AIM — Send back the records in full, character for character.

[A block of data]
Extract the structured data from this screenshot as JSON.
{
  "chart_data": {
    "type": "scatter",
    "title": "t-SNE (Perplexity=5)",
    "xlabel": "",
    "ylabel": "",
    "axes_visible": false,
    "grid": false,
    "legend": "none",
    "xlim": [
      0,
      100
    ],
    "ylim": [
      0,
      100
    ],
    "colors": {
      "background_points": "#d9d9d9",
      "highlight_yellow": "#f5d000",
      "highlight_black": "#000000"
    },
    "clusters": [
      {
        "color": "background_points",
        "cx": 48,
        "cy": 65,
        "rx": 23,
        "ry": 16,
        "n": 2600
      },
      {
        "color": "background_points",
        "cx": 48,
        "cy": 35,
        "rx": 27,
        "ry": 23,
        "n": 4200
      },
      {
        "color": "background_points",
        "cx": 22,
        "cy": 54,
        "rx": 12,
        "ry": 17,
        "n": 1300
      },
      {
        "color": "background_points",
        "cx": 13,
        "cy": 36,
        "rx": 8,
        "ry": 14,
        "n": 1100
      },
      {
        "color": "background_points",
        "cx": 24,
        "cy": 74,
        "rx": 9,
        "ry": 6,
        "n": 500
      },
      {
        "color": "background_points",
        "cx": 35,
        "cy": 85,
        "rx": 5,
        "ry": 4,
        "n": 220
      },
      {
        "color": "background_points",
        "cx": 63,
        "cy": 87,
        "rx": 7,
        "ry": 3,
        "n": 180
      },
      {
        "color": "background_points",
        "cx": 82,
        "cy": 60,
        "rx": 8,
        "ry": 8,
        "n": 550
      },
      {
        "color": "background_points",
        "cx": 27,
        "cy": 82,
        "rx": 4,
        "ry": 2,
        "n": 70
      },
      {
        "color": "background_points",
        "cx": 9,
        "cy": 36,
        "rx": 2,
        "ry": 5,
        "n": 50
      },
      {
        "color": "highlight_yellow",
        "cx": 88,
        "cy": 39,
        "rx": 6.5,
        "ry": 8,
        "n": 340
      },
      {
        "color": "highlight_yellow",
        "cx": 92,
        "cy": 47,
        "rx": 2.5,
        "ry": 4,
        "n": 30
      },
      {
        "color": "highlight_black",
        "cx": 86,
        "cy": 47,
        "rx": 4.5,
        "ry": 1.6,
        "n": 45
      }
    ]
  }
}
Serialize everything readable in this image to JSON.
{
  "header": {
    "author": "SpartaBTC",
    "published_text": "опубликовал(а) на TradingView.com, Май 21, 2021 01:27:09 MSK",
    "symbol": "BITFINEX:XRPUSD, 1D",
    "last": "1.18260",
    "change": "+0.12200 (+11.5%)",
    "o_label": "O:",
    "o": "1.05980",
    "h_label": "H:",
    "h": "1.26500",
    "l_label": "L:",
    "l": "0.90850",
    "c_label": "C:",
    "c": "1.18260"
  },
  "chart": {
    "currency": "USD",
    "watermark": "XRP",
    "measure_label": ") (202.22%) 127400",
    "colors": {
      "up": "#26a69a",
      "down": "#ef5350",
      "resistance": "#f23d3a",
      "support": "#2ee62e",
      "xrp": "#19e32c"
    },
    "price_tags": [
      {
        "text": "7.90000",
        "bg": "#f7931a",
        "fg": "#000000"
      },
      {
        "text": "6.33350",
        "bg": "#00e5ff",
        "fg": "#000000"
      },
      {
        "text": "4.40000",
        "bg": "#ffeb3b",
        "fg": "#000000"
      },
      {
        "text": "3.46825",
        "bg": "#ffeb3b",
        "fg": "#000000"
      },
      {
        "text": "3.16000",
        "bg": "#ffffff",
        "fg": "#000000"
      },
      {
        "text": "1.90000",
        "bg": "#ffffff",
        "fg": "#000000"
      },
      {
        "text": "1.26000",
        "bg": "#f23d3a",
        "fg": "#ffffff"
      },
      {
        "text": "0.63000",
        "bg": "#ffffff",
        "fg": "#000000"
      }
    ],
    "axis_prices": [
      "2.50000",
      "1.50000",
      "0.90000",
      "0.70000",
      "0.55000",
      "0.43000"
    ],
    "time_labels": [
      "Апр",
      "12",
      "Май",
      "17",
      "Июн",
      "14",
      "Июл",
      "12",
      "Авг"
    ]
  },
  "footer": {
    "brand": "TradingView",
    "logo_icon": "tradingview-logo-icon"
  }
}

EXERCISE RESPONSE —
Extract the structured data from this screenshot as JSON.
{
  "chart_data": {
    "type": "scatter",
    "title": "t-SNE (Perplexity=5)",
    "xlabel": "",
    "ylabel": "",
    "axes_visible": false,
    "grid": false,
    "legend": "none",
    "xlim": [
      0,
      100
    ],
    "ylim": [
      0,
      100
    ],
    "colors": {
      "background_points": "#d9d9d9",
      "highlight_yellow": "#f5d000",
      "highlight_black": "#000000"
    },
    "clusters": [
      {
        "color": "background_points",
        "cx": 48,
        "cy": 65,
        "rx": 23,
        "ry": 16,
        "n": 2600
      },
      {
        "color": "background_points",
        "cx": 48,
        "cy": 35,
        "rx": 27,
        "ry": 23,
        "n": 4200
      },
      {
        "color": "background_points",
        "cx": 22,
        "cy": 54,
        "rx": 12,
        "ry": 17,
        "n": 1300
      },
      {
        "color": "background_points",
        "cx": 13,
        "cy": 36,
        "rx": 8,
        "ry": 14,
        "n": 1100
      },
      {
        "color": "background_points",
        "cx": 24,
        "cy": 74,
        "rx": 9,
        "ry": 6,
        "n": 500
      },
      {
        "color": "background_points",
        "cx": 35,
        "cy": 85,
        "rx": 5,
        "ry": 4,
        "n": 220
      },
      {
        "color": "background_points",
        "cx": 63,
        "cy": 87,
        "rx": 7,
        "ry": 3,
        "n": 180
      },
      {
        "color": "background_points",
        "cx": 82,
        "cy": 60,
        "rx": 8,
        "ry": 8,
        "n": 550
      },
      {
        "color": "background_points",
        "cx": 27,
        "cy": 82,
        "rx": 4,
        "ry": 2,
        "n": 70
      },
      {
        "color": "background_points",
        "cx": 9,
        "cy": 36,
        "rx": 2,
        "ry": 5,
        "n": 50
      },
      {
        "color": "highlight_yellow",
        "cx": 88,
        "cy": 39,
        "rx": 6.5,
        "ry": 8,
        "n": 340
      },
      {
        "color": "highlight_yellow",
        "cx": 92,
        "cy": 47,
        "rx": 2.5,
        "ry": 4,
        "n": 30
      },
      {
        "color": "highlight_black",
        "cx": 86,
        "cy": 47,
        "rx": 4.5,
        "ry": 1.6,
        "n": 45
      }
    ]
  }
}
Serialize everything readable in this image to JSON.
{
  "header": {
    "author": "SpartaBTC",
    "published_text": "опубликовал(а) на TradingView.com, Май 21, 2021 01:27:09 MSK",
    "symbol": "BITFINEX:XRPUSD, 1D",
    "last": "1.18260",
    "change": "+0.12200 (+11.5%)",
    "o_label": "O:",
    "o": "1.05980",
    "h_label": "H:",
    "h": "1.26500",
    "l_label": "L:",
    "l": "0.90850",
    "c_label": "C:",
    "c": "1.18260"
  },
  "chart": {
    "currency": "USD",
    "watermark": "XRP",
    "measure_label": ") (202.22%) 127400",
    "colors": {
      "up": "#26a69a",
      "down": "#ef5350",
      "resistance": "#f23d3a",
      "support": "#2ee62e",
      "xrp": "#19e32c"
    },
    "price_tags": [
      {
        "text": "7.90000",
        "bg": "#f7931a",
        "fg": "#000000"
      },
      {
        "text": "6.33350",
        "bg": "#00e5ff",
        "fg": "#000000"
      },
      {
        "text": "4.40000",
        "bg": "#ffeb3b",
        "fg": "#000000"
      },
      {
        "text": "3.46825",
        "bg": "#ffeb3b",
        "fg": "#000000"
      },
      {
        "text": "3.16000",
        "bg": "#ffffff",
        "fg": "#000000"
      },
      {
        "text": "1.90000",
        "bg": "#ffffff",
        "fg": "#000000"
      },
      {
        "text": "1.26000",
        "bg": "#f23d3a",
        "fg": "#ffffff"
      },
      {
        "text": "0.63000",
        "bg": "#ffffff",
        "fg": "#000000"
      }
    ],
    "axis_prices": [
      "2.50000",
      "1.50000",
      "0.90000",
      "0.70000",
      "0.55000",
      "0.43000"
    ],
    "time_labels": [
      "Апр",
      "12",
      "Май",
      "17",
      "Июн",
      "14",
      "Июл",
      "12",
      "Авг"
    ]
  },
  "footer": {
    "brand": "TradingView",
    "logo_icon": "tradingview-logo-icon"
  }
}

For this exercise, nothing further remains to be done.